### TASK STATEMENT:
Copy out everything from the start of the records down to the line containing "peak-label: 220 xyxy=(645,604,670,637)", including both ends, with each line reproduced unchanged.

[START SUPPLIED ENTRIES]

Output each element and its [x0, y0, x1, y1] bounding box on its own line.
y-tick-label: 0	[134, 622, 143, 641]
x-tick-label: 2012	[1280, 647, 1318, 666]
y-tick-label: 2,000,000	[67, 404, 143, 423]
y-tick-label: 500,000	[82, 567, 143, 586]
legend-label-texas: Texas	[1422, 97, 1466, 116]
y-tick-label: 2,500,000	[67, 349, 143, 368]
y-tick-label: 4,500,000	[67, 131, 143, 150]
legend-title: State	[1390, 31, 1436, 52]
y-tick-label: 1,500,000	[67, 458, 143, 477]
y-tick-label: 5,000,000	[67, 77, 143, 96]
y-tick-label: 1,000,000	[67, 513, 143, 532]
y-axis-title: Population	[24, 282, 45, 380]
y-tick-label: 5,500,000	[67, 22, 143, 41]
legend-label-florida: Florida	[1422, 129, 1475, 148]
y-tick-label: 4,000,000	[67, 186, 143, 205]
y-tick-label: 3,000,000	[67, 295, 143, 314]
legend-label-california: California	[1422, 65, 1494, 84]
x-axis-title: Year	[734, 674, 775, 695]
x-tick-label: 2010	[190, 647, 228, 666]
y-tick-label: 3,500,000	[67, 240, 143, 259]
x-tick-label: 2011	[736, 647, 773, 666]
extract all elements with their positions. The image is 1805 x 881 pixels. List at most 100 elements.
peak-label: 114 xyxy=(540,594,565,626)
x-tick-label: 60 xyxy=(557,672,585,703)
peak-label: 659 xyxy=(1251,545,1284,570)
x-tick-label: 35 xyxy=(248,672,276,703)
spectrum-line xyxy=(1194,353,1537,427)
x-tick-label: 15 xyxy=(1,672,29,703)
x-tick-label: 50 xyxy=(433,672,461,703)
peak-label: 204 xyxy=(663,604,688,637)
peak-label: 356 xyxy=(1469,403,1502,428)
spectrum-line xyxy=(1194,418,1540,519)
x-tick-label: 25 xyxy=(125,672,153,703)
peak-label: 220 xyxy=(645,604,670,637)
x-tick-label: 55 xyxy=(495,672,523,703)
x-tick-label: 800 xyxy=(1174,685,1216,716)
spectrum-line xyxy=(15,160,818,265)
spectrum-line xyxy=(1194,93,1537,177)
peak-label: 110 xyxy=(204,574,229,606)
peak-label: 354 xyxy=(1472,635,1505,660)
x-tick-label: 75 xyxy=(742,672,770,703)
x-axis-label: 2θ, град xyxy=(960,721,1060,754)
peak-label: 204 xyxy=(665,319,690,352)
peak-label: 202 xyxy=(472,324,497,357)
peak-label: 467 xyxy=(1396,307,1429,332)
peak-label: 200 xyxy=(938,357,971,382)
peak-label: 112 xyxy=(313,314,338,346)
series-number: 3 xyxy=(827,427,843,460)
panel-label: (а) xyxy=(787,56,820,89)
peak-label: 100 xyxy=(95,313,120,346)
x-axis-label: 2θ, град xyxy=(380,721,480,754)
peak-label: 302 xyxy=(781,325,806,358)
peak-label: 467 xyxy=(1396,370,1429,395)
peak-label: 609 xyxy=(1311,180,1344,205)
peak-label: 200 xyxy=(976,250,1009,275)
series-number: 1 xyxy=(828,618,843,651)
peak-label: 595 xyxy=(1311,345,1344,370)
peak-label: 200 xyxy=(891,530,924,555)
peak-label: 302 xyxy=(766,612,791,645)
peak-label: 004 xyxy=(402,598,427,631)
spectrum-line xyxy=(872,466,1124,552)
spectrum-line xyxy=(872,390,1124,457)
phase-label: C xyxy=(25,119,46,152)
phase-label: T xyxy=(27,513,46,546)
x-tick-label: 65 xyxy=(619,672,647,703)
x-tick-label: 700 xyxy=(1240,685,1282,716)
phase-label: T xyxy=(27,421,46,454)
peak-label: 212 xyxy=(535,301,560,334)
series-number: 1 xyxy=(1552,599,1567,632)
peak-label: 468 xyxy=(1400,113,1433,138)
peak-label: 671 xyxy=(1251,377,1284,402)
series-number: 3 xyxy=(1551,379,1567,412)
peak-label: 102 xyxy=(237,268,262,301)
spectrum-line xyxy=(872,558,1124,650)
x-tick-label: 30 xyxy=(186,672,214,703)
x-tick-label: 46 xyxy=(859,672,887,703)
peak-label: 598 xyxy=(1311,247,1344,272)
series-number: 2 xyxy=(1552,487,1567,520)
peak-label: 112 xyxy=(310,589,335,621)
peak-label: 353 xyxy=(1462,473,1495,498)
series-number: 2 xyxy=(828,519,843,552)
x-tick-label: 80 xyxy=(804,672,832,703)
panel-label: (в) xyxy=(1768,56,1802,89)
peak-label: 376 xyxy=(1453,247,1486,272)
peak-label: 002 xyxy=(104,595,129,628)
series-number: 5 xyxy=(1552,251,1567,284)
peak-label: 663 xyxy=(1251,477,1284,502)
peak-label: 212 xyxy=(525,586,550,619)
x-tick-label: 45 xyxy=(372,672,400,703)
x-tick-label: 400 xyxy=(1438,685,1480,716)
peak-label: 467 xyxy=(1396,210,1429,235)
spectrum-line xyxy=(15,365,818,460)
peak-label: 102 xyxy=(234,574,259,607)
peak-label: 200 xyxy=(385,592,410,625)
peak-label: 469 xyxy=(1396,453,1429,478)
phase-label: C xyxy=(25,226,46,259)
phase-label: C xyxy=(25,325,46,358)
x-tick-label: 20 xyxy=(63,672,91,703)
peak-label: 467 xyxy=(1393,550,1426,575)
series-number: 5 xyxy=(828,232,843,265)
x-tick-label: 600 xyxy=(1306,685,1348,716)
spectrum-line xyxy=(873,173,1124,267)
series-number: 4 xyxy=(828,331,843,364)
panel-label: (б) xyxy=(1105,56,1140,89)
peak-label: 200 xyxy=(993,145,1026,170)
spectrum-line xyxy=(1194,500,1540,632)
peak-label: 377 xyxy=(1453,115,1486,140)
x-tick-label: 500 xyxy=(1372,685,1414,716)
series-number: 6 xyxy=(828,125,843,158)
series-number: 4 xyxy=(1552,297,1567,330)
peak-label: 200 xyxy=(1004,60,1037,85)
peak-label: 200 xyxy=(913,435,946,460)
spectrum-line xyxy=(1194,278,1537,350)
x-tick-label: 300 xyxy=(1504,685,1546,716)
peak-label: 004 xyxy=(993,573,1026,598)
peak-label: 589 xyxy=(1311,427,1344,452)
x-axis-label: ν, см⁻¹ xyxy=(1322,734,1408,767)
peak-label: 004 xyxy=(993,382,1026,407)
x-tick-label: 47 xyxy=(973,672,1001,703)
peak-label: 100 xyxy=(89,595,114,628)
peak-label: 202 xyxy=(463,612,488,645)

[END SUPPLIED ENTRIES]

### SOLUTION TO THIS EXERCISE:
Output each element and its [x0, y0, x1, y1] bounding box on its own line.
y-tick-label: 0	[134, 622, 143, 641]
x-tick-label: 2012	[1280, 647, 1318, 666]
y-tick-label: 2,000,000	[67, 404, 143, 423]
y-tick-label: 500,000	[82, 567, 143, 586]
legend-label-texas: Texas	[1422, 97, 1466, 116]
y-tick-label: 2,500,000	[67, 349, 143, 368]
y-tick-label: 4,500,000	[67, 131, 143, 150]
legend-title: State	[1390, 31, 1436, 52]
y-tick-label: 1,500,000	[67, 458, 143, 477]
y-tick-label: 5,000,000	[67, 77, 143, 96]
y-tick-label: 1,000,000	[67, 513, 143, 532]
y-axis-title: Population	[24, 282, 45, 380]
y-tick-label: 5,500,000	[67, 22, 143, 41]
legend-label-florida: Florida	[1422, 129, 1475, 148]
y-tick-label: 4,000,000	[67, 186, 143, 205]
y-tick-label: 3,000,000	[67, 295, 143, 314]
legend-label-california: California	[1422, 65, 1494, 84]
x-axis-title: Year	[734, 674, 775, 695]
x-tick-label: 2010	[190, 647, 228, 666]
y-tick-label: 3,500,000	[67, 240, 143, 259]
x-tick-label: 2011	[736, 647, 773, 666]
extract all elements with their positions. The image is 1805 x 881 pixels. List at most 100 elements.
peak-label: 114 xyxy=(540,594,565,626)
x-tick-label: 60 xyxy=(557,672,585,703)
peak-label: 659 xyxy=(1251,545,1284,570)
x-tick-label: 35 xyxy=(248,672,276,703)
spectrum-line xyxy=(1194,353,1537,427)
x-tick-label: 15 xyxy=(1,672,29,703)
x-tick-label: 50 xyxy=(433,672,461,703)
peak-label: 204 xyxy=(663,604,688,637)
peak-label: 356 xyxy=(1469,403,1502,428)
spectrum-line xyxy=(1194,418,1540,519)
x-tick-label: 25 xyxy=(125,672,153,703)
peak-label: 220 xyxy=(645,604,670,637)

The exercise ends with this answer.